> Layout annotation records
++++++++

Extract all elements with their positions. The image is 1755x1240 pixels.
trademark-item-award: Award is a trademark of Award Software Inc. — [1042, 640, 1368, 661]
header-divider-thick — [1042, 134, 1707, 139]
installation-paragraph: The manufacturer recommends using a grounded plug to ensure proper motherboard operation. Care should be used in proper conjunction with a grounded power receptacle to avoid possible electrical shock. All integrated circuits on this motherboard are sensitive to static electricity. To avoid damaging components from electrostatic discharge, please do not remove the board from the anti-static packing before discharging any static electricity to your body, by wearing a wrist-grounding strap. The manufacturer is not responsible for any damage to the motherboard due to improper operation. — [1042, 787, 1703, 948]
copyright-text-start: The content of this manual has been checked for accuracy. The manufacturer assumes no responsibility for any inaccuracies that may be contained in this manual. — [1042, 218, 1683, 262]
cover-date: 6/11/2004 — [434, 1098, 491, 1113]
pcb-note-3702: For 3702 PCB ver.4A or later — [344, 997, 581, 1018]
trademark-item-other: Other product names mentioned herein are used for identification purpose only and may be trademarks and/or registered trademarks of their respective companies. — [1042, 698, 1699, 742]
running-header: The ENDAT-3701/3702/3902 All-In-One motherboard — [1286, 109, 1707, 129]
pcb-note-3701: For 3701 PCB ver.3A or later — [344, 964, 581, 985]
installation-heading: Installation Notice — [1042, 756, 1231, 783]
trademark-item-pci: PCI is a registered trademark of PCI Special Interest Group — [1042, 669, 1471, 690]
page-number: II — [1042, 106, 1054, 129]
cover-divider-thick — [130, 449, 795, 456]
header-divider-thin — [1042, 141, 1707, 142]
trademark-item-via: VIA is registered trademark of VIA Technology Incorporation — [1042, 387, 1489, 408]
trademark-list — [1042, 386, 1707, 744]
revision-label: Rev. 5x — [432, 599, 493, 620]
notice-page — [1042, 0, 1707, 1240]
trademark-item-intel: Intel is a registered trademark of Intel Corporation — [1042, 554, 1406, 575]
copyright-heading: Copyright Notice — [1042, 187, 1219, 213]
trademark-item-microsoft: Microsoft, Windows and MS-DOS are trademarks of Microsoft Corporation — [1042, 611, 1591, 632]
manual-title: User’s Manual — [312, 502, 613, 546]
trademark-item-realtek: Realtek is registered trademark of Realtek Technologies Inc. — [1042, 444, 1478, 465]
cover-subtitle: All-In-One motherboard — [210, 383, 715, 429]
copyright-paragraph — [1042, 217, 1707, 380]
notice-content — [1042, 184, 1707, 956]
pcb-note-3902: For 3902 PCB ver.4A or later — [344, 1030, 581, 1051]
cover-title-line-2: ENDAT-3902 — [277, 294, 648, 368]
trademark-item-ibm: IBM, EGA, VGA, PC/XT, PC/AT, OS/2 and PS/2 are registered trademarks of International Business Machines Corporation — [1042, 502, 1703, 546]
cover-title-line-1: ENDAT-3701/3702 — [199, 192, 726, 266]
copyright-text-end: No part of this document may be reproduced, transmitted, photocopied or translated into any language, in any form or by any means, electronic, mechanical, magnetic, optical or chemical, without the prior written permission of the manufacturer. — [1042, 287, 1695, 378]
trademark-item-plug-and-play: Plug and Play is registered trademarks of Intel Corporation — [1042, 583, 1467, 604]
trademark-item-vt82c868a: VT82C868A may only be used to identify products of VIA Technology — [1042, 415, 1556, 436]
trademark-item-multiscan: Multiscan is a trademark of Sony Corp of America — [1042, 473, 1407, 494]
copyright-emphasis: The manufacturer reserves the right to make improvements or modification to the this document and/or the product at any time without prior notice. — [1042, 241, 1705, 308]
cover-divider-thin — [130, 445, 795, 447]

++++++++

Retype the records above line for line, without changing a single character.

> FINAL RESULT
Extract all elements with their positions. The image is 1755x1240 pixels.
trademark-item-award: Award is a trademark of Award Software Inc. — [1042, 640, 1368, 661]
header-divider-thick — [1042, 134, 1707, 139]
installation-paragraph: The manufacturer recommends using a grounded plug to ensure proper motherboard operation. Care should be used in proper conjunction with a grounded power receptacle to avoid possible electrical shock. All integrated circuits on this motherboard are sensitive to static electricity. To avoid damaging components from electrostatic discharge, please do not remove the board from the anti-static packing before discharging any static electricity to your body, by wearing a wrist-grounding strap. The manufacturer is not responsible for any damage to the motherboard due to improper operation. — [1042, 787, 1703, 948]
copyright-text-start: The content of this manual has been checked for accuracy. The manufacturer assumes no responsibility for any inaccuracies that may be contained in this manual. — [1042, 218, 1683, 262]
cover-date: 6/11/2004 — [434, 1098, 491, 1113]
pcb-note-3702: For 3702 PCB ver.4A or later — [344, 997, 581, 1018]
trademark-item-other: Other product names mentioned herein are used for identification purpose only and may be trademarks and/or registered trademarks of their respective companies. — [1042, 698, 1699, 742]
running-header: The ENDAT-3701/3702/3902 All-In-One motherboard — [1286, 109, 1707, 129]
pcb-note-3701: For 3701 PCB ver.3A or later — [344, 964, 581, 985]
installation-heading: Installation Notice — [1042, 756, 1231, 783]
trademark-item-pci: PCI is a registered trademark of PCI Special Interest Group — [1042, 669, 1471, 690]
page-number: II — [1042, 106, 1054, 129]
cover-divider-thick — [130, 449, 795, 456]
header-divider-thin — [1042, 141, 1707, 142]
trademark-item-via: VIA is registered trademark of VIA Technology Incorporation — [1042, 387, 1489, 408]
trademark-list — [1042, 386, 1707, 744]
revision-label: Rev. 5x — [432, 599, 493, 620]
notice-page — [1042, 0, 1707, 1240]
trademark-item-intel: Intel is a registered trademark of Intel Corporation — [1042, 554, 1406, 575]
copyright-heading: Copyright Notice — [1042, 187, 1219, 213]
trademark-item-microsoft: Microsoft, Windows and MS-DOS are trademarks of Microsoft Corporation — [1042, 611, 1591, 632]
manual-title: User’s Manual — [312, 502, 613, 546]
trademark-item-realtek: Realtek is registered trademark of Realtek Technologies Inc. — [1042, 444, 1478, 465]
cover-subtitle: All-In-One motherboard — [210, 383, 715, 429]
copyright-paragraph — [1042, 217, 1707, 380]
notice-content — [1042, 184, 1707, 956]
pcb-note-3902: For 3902 PCB ver.4A or later — [344, 1030, 581, 1051]
cover-title-line-2: ENDAT-3902 — [277, 294, 648, 368]
trademark-item-ibm: IBM, EGA, VGA, PC/XT, PC/AT, OS/2 and PS/2 are registered trademarks of International Business Machines Corporation — [1042, 502, 1703, 546]
cover-title-line-1: ENDAT-3701/3702 — [199, 192, 726, 266]
copyright-text-end: No part of this document may be reproduced, transmitted, photocopied or translated into any language, in any form or by any means, electronic, mechanical, magnetic, optical or chemical, without the prior written permission of the manufacturer. — [1042, 287, 1695, 378]
trademark-item-plug-and-play: Plug and Play is registered trademarks of Intel Corporation — [1042, 583, 1467, 604]
trademark-item-vt82c868a: VT82C868A may only be used to identify products of VIA Technology — [1042, 415, 1556, 436]
trademark-item-multiscan: Multiscan is a trademark of Sony Corp of America — [1042, 473, 1407, 494]
copyright-emphasis: The manufacturer reserves the right to make improvements or modification to the this document and/or the product at any time without prior notice. — [1042, 241, 1705, 308]
cover-divider-thin — [130, 445, 795, 447]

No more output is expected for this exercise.